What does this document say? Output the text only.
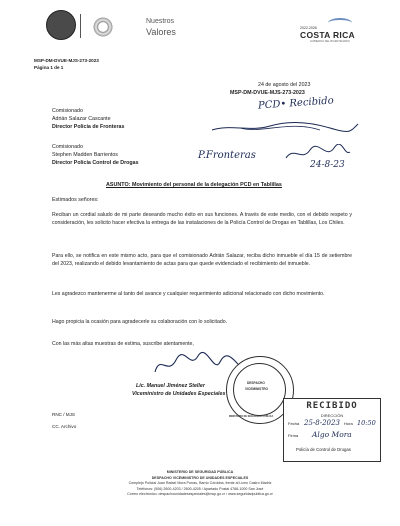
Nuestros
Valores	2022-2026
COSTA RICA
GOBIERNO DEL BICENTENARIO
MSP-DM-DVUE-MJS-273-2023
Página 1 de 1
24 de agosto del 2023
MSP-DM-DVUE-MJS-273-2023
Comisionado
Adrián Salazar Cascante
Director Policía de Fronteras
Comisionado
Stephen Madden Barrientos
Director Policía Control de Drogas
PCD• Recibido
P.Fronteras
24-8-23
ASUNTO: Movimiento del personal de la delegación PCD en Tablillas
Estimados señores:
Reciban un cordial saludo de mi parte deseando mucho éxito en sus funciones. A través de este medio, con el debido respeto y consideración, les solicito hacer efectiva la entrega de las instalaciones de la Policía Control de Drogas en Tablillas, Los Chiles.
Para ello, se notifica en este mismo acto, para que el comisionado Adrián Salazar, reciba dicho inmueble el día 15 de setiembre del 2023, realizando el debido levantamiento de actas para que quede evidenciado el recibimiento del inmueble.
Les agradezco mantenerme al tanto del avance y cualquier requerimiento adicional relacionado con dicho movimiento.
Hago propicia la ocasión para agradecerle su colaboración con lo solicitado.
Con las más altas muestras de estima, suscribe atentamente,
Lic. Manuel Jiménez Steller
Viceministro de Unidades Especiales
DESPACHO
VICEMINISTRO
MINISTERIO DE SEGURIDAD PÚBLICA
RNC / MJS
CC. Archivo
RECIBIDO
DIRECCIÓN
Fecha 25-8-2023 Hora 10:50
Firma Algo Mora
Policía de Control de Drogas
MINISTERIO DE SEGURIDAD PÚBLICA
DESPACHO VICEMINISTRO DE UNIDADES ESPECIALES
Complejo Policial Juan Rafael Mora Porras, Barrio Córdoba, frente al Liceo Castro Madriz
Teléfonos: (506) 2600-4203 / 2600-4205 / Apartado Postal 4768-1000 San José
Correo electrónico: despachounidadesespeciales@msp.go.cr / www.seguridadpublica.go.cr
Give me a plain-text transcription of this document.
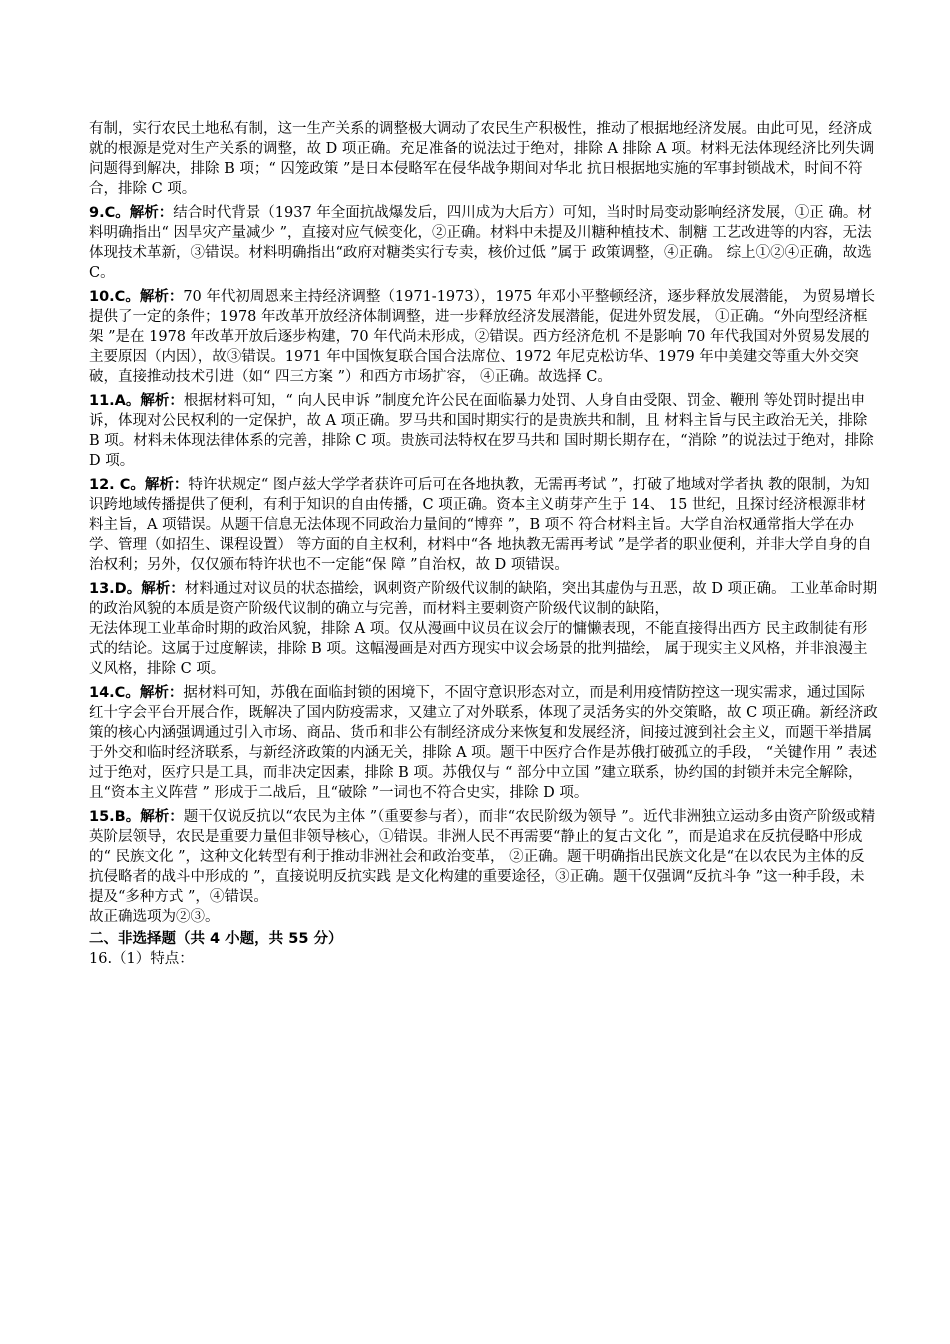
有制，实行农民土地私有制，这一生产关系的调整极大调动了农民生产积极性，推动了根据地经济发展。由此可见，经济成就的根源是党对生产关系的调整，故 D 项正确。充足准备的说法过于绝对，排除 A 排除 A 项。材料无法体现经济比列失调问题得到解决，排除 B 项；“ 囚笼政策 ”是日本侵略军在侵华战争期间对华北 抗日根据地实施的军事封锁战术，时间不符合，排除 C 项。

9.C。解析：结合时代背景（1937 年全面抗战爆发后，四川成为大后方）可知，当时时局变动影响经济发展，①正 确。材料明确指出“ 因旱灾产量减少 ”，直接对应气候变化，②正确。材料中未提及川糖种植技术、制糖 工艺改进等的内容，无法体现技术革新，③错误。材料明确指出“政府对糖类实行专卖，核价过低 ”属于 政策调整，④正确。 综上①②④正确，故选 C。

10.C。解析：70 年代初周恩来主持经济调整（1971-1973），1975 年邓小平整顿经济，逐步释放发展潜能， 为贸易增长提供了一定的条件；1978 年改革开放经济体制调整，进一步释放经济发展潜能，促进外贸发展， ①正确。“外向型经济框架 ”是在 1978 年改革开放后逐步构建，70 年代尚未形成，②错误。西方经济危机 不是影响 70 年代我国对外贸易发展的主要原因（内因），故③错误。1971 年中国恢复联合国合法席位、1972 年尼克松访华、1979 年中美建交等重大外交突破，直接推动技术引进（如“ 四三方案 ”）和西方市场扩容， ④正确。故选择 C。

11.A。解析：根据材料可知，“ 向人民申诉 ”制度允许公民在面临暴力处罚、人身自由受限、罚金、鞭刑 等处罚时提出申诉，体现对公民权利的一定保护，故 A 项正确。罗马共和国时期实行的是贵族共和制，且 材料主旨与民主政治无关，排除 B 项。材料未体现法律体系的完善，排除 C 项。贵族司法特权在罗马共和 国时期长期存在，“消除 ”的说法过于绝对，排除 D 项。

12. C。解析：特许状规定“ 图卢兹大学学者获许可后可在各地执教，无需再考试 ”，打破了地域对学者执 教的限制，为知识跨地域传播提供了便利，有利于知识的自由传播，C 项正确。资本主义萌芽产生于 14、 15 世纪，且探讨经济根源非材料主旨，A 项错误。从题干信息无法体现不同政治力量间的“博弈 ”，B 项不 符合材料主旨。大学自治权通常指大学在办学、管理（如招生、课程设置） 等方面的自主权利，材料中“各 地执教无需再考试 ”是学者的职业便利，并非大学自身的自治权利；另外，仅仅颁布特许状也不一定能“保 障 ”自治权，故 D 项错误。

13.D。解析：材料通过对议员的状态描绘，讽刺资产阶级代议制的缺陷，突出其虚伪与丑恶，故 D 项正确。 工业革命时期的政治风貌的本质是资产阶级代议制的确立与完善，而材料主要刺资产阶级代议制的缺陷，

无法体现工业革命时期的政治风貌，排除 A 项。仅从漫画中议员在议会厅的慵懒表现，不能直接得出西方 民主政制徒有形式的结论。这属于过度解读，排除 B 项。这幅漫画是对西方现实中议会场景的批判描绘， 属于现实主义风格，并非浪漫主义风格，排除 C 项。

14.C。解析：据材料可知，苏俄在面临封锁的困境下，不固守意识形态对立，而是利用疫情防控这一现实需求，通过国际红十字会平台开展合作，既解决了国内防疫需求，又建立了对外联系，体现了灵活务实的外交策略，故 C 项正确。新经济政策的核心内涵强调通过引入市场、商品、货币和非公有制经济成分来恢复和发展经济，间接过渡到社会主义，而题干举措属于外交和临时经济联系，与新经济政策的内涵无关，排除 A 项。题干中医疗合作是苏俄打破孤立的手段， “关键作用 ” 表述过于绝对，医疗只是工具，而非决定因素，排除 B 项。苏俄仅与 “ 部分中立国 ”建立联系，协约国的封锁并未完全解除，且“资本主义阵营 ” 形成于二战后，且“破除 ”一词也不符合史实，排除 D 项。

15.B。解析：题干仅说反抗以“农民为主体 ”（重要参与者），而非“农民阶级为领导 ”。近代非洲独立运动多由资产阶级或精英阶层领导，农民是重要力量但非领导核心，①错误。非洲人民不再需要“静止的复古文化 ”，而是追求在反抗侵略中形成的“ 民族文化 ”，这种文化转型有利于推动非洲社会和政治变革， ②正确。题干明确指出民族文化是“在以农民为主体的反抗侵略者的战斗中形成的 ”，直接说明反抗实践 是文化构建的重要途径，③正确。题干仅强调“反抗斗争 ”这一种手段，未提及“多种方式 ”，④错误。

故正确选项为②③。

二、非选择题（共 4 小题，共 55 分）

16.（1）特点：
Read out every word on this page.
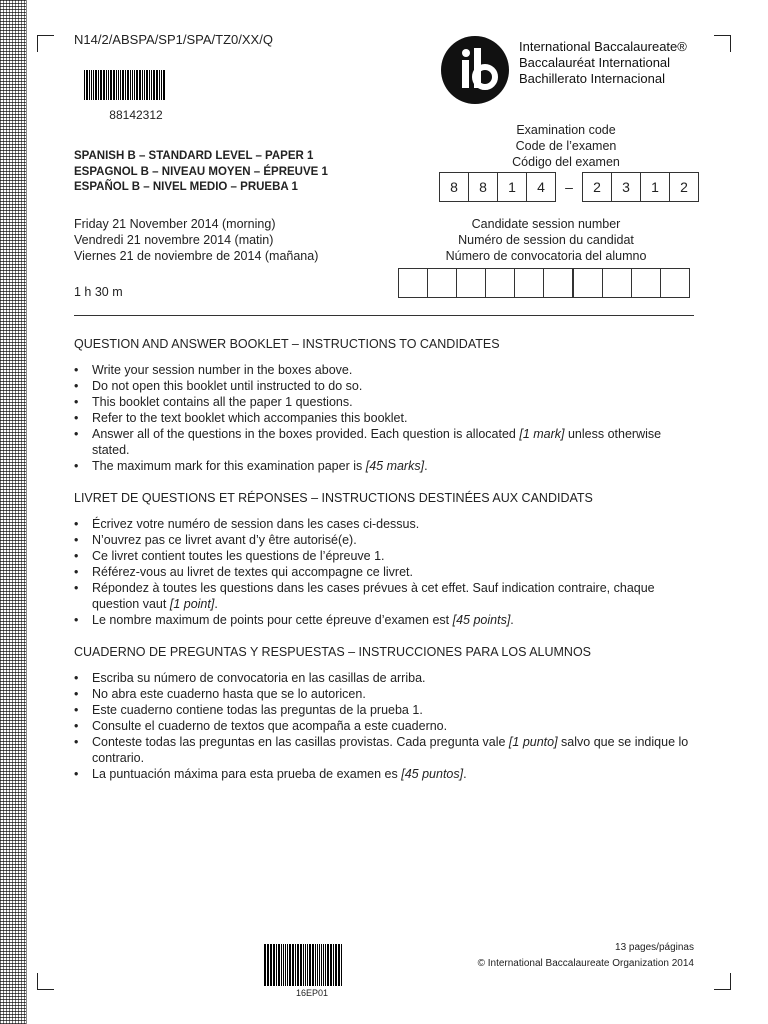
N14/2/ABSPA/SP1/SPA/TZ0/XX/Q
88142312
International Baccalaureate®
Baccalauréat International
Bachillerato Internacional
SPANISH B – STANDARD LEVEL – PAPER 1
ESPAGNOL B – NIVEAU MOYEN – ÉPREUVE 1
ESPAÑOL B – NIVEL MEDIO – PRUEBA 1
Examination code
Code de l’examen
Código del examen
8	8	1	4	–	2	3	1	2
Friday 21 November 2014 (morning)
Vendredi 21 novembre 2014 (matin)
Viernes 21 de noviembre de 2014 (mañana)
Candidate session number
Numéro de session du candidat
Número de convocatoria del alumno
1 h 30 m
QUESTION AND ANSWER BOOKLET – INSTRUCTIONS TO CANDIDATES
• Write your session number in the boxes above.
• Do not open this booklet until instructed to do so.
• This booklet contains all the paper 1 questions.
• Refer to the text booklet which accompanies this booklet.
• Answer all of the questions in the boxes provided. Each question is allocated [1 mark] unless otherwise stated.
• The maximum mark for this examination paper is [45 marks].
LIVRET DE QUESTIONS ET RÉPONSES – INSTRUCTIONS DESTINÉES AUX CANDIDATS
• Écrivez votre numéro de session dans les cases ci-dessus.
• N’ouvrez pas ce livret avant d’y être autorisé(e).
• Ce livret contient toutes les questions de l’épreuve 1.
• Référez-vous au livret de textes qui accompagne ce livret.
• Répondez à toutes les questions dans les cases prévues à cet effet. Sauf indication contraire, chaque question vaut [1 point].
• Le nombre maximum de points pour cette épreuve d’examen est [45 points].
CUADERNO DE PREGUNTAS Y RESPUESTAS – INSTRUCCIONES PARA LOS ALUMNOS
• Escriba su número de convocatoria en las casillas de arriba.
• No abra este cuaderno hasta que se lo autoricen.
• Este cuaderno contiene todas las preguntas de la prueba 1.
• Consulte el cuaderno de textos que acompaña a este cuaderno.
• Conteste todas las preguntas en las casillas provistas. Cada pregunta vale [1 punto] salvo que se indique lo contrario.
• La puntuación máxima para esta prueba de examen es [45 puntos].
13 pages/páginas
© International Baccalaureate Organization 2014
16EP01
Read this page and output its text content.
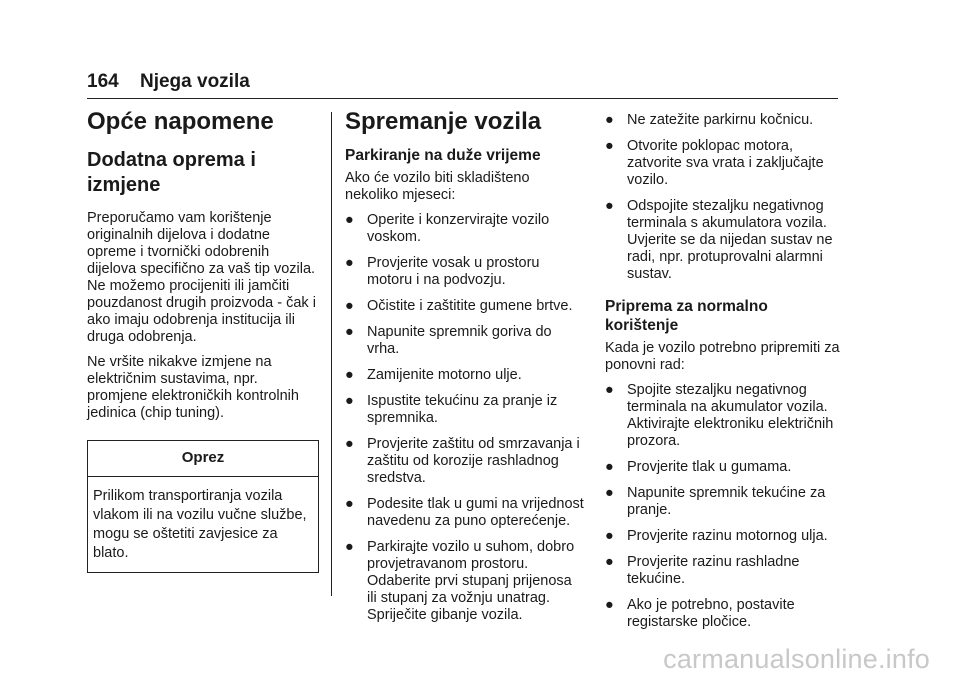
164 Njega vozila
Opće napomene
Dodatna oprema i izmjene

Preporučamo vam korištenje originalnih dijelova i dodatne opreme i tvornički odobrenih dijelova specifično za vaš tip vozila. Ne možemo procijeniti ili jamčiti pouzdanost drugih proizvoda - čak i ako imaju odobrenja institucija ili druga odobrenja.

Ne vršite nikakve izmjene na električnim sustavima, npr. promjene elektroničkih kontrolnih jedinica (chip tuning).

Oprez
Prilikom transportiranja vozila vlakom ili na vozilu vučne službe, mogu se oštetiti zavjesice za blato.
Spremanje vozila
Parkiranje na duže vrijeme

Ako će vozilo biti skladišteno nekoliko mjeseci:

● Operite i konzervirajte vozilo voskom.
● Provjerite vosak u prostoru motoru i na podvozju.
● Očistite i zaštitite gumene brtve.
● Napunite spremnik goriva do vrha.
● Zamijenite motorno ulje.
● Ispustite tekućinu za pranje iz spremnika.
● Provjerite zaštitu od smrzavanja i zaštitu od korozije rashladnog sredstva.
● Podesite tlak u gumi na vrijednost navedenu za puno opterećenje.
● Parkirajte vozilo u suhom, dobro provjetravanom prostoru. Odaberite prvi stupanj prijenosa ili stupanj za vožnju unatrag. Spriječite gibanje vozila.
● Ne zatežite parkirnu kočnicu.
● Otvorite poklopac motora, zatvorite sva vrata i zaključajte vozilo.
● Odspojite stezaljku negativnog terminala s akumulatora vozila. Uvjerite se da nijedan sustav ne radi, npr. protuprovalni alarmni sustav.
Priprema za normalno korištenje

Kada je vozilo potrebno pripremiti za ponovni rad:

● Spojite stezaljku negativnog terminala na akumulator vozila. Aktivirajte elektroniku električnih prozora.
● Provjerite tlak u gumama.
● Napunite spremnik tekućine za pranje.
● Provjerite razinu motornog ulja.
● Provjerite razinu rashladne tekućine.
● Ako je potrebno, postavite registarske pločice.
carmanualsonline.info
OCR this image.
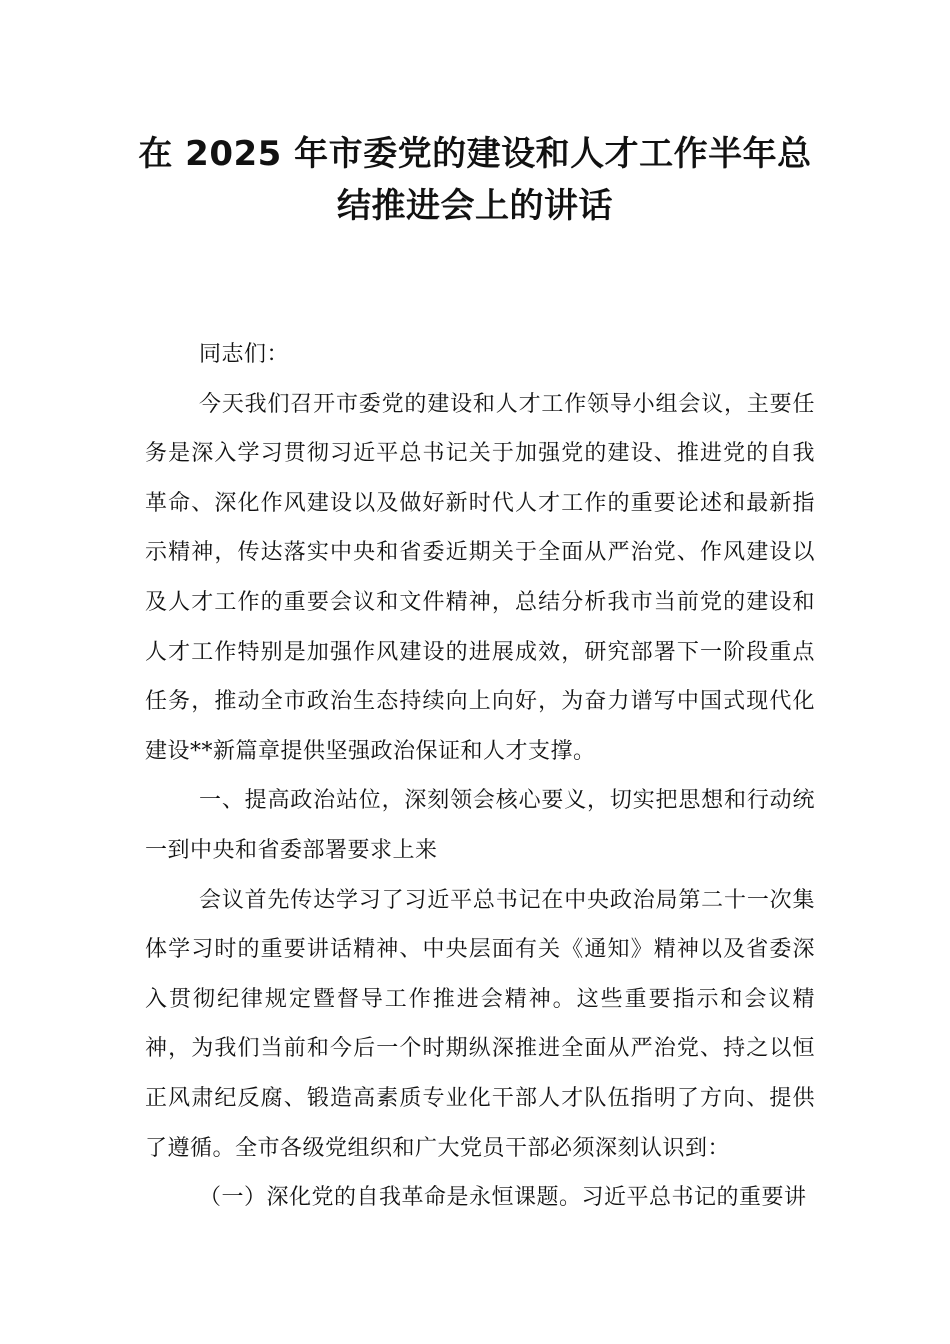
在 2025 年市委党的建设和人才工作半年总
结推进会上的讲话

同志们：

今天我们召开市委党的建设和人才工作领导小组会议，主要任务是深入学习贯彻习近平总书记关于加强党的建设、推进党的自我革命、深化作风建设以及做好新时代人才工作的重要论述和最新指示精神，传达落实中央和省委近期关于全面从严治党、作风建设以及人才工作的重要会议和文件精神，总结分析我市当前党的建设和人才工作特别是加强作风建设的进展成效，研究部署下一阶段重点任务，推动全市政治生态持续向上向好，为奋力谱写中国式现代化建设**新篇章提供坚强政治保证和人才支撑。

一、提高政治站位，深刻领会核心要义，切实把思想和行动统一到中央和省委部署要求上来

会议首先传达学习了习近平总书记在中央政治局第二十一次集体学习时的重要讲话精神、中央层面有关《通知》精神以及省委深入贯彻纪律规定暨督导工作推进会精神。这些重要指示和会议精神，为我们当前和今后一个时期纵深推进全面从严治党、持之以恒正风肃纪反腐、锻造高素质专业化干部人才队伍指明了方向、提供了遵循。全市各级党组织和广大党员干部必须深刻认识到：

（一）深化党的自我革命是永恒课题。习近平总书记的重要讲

== EXERCISE DESCRIPTION ==
Pick out the lines containing the string "Read" and show them.

== EXERCISE ANSWER ==
Read out every word on this page.
Read this page and output its text content.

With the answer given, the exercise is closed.